# [Directions]
Print the complete set of entries exactly.

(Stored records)

--- start ---

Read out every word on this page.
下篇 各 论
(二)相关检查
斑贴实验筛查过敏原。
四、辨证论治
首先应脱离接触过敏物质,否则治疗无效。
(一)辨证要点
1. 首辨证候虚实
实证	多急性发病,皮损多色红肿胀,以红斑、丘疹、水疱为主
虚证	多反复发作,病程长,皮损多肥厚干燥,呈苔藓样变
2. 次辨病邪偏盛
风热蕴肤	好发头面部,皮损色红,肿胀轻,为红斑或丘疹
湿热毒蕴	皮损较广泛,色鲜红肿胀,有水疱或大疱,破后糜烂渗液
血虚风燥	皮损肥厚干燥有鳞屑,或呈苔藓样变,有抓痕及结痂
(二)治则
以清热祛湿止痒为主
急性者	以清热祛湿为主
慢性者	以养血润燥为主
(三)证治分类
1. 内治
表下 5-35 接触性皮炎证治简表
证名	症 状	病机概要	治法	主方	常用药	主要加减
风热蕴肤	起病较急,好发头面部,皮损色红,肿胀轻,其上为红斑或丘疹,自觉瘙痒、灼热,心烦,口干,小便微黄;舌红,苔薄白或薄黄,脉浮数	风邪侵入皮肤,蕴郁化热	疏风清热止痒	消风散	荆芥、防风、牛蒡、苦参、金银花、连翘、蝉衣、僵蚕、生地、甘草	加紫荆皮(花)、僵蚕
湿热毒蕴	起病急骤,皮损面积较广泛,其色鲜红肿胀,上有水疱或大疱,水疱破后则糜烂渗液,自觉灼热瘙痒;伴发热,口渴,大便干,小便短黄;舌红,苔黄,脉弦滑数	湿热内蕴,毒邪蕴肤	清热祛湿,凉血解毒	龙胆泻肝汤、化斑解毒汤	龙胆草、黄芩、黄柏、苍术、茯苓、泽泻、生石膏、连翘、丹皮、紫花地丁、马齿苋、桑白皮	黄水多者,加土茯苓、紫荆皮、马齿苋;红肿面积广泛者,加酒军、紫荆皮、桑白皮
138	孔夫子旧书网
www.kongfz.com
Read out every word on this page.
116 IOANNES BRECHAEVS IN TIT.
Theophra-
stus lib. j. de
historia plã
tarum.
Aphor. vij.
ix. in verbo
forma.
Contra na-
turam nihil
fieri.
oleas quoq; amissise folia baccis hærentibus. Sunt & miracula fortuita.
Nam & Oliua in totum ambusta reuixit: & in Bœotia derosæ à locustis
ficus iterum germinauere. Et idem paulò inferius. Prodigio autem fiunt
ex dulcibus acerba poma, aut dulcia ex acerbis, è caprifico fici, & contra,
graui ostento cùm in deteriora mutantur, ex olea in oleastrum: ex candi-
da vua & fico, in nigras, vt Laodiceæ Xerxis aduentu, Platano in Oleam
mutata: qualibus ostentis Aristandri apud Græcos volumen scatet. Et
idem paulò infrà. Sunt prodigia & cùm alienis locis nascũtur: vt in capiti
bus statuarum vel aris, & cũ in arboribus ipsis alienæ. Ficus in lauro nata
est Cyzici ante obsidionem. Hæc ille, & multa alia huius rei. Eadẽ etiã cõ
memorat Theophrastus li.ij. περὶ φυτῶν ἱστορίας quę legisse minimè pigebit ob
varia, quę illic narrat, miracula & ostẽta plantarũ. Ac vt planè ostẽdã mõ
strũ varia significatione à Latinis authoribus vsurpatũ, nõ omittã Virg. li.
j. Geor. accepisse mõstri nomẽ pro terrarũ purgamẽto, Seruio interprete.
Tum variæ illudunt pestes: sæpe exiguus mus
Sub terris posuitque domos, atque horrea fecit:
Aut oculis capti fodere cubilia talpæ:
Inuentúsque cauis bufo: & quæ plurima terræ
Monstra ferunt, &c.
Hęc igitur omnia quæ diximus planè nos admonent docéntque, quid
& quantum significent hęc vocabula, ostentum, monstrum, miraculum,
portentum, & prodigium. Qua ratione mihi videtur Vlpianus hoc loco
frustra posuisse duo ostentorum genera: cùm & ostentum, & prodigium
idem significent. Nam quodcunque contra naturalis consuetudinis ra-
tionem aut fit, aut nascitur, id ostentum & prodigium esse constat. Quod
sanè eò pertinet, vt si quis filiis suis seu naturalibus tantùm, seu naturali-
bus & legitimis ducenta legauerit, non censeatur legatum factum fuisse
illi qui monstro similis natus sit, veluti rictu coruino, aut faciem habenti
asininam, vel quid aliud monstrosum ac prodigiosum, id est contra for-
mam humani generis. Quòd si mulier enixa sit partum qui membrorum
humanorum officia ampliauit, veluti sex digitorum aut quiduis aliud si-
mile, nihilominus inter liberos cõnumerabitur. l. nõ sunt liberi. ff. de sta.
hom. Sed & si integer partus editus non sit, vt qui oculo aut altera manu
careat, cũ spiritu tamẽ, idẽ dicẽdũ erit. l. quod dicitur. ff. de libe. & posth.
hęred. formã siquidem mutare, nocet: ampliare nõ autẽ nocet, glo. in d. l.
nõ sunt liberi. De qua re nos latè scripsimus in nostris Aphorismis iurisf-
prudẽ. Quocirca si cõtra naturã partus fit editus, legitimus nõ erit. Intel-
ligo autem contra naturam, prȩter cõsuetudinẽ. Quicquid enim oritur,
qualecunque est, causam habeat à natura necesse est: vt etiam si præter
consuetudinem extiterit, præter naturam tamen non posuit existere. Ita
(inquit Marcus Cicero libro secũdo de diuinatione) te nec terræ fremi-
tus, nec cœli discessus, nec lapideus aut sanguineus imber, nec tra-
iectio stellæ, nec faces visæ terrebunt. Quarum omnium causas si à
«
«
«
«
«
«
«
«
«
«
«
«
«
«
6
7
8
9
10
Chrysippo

--- end ---

# [Solution to the problem]
Read out every word on this page.
下篇 各 论
(二)相关检查
斑贴实验筛查过敏原。
四、辨证论治
首先应脱离接触过敏物质,否则治疗无效。
(一)辨证要点
1. 首辨证候虚实
实证	多急性发病,皮损多色红肿胀,以红斑、丘疹、水疱为主
虚证	多反复发作,病程长,皮损多肥厚干燥,呈苔藓样变
2. 次辨病邪偏盛
风热蕴肤	好发头面部,皮损色红,肿胀轻,为红斑或丘疹
湿热毒蕴	皮损较广泛,色鲜红肿胀,有水疱或大疱,破后糜烂渗液
血虚风燥	皮损肥厚干燥有鳞屑,或呈苔藓样变,有抓痕及结痂
(二)治则
以清热祛湿止痒为主
急性者	以清热祛湿为主
慢性者	以养血润燥为主
(三)证治分类
1. 内治
表下 5-35 接触性皮炎证治简表
证名	症 状	病机概要	治法	主方	常用药	主要加减
风热蕴肤	起病较急,好发头面部,皮损色红,肿胀轻,其上为红斑或丘疹,自觉瘙痒、灼热,心烦,口干,小便微黄;舌红,苔薄白或薄黄,脉浮数	风邪侵入皮肤,蕴郁化热	疏风清热止痒	消风散	荆芥、防风、牛蒡、苦参、金银花、连翘、蝉衣、僵蚕、生地、甘草	加紫荆皮(花)、僵蚕
湿热毒蕴	起病急骤,皮损面积较广泛,其色鲜红肿胀,上有水疱或大疱,水疱破后则糜烂渗液,自觉灼热瘙痒;伴发热,口渴,大便干,小便短黄;舌红,苔黄,脉弦滑数	湿热内蕴,毒邪蕴肤	清热祛湿,凉血解毒	龙胆泻肝汤、化斑解毒汤	龙胆草、黄芩、黄柏、苍术、茯苓、泽泻、生石膏、连翘、丹皮、紫花地丁、马齿苋、桑白皮	黄水多者,加土茯苓、紫荆皮、马齿苋;红肿面积广泛者,加酒军、紫荆皮、桑白皮
138	孔夫子旧书网
www.kongfz.com
Read out every word on this page.
116 IOANNES BRECHAEVS IN TIT.
Theophra-
stus lib. j. de
historia plã
tarum.
Aphor. vij.
ix. in verbo
forma.
Contra na-
turam nihil
fieri.
oleas quoq; amissise folia baccis hærentibus. Sunt & miracula fortuita.
Nam & Oliua in totum ambusta reuixit: & in Bœotia derosæ à locustis
ficus iterum germinauere. Et idem paulò inferius. Prodigio autem fiunt
ex dulcibus acerba poma, aut dulcia ex acerbis, è caprifico fici, & contra,
graui ostento cùm in deteriora mutantur, ex olea in oleastrum: ex candi-
da vua & fico, in nigras, vt Laodiceæ Xerxis aduentu, Platano in Oleam
mutata: qualibus ostentis Aristandri apud Græcos volumen scatet. Et
idem paulò infrà. Sunt prodigia & cùm alienis locis nascũtur: vt in capiti
bus statuarum vel aris, & cũ in arboribus ipsis alienæ. Ficus in lauro nata
est Cyzici ante obsidionem. Hæc ille, & multa alia huius rei. Eadẽ etiã cõ
memorat Theophrastus li.ij. περὶ φυτῶν ἱστορίας quę legisse minimè pigebit ob
varia, quę illic narrat, miracula & ostẽta plantarũ. Ac vt planè ostẽdã mõ
strũ varia significatione à Latinis authoribus vsurpatũ, nõ omittã Virg. li.
j. Geor. accepisse mõstri nomẽ pro terrarũ purgamẽto, Seruio interprete.
Tum variæ illudunt pestes: sæpe exiguus mus
Sub terris posuitque domos, atque horrea fecit:
Aut oculis capti fodere cubilia talpæ:
Inuentúsque cauis bufo: & quæ plurima terræ
Monstra ferunt, &c.
Hęc igitur omnia quæ diximus planè nos admonent docéntque, quid
& quantum significent hęc vocabula, ostentum, monstrum, miraculum,
portentum, & prodigium. Qua ratione mihi videtur Vlpianus hoc loco
frustra posuisse duo ostentorum genera: cùm & ostentum, & prodigium
idem significent. Nam quodcunque contra naturalis consuetudinis ra-
tionem aut fit, aut nascitur, id ostentum & prodigium esse constat. Quod
sanè eò pertinet, vt si quis filiis suis seu naturalibus tantùm, seu naturali-
bus & legitimis ducenta legauerit, non censeatur legatum factum fuisse
illi qui monstro similis natus sit, veluti rictu coruino, aut faciem habenti
asininam, vel quid aliud monstrosum ac prodigiosum, id est contra for-
mam humani generis. Quòd si mulier enixa sit partum qui membrorum
humanorum officia ampliauit, veluti sex digitorum aut quiduis aliud si-
mile, nihilominus inter liberos cõnumerabitur. l. nõ sunt liberi. ff. de sta.
hom. Sed & si integer partus editus non sit, vt qui oculo aut altera manu
careat, cũ spiritu tamẽ, idẽ dicẽdũ erit. l. quod dicitur. ff. de libe. & posth.
hęred. formã siquidem mutare, nocet: ampliare nõ autẽ nocet, glo. in d. l.
nõ sunt liberi. De qua re nos latè scripsimus in nostris Aphorismis iurisf-
prudẽ. Quocirca si cõtra naturã partus fit editus, legitimus nõ erit. Intel-
ligo autem contra naturam, prȩter cõsuetudinẽ. Quicquid enim oritur,
qualecunque est, causam habeat à natura necesse est: vt etiam si præter
consuetudinem extiterit, præter naturam tamen non posuit existere. Ita
(inquit Marcus Cicero libro secũdo de diuinatione) te nec terræ fremi-
tus, nec cœli discessus, nec lapideus aut sanguineus imber, nec tra-
iectio stellæ, nec faces visæ terrebunt. Quarum omnium causas si à
«
«
«
«
«
«
«
«
«
«
«
«
«
«
6
7
8
9
10
Chrysippo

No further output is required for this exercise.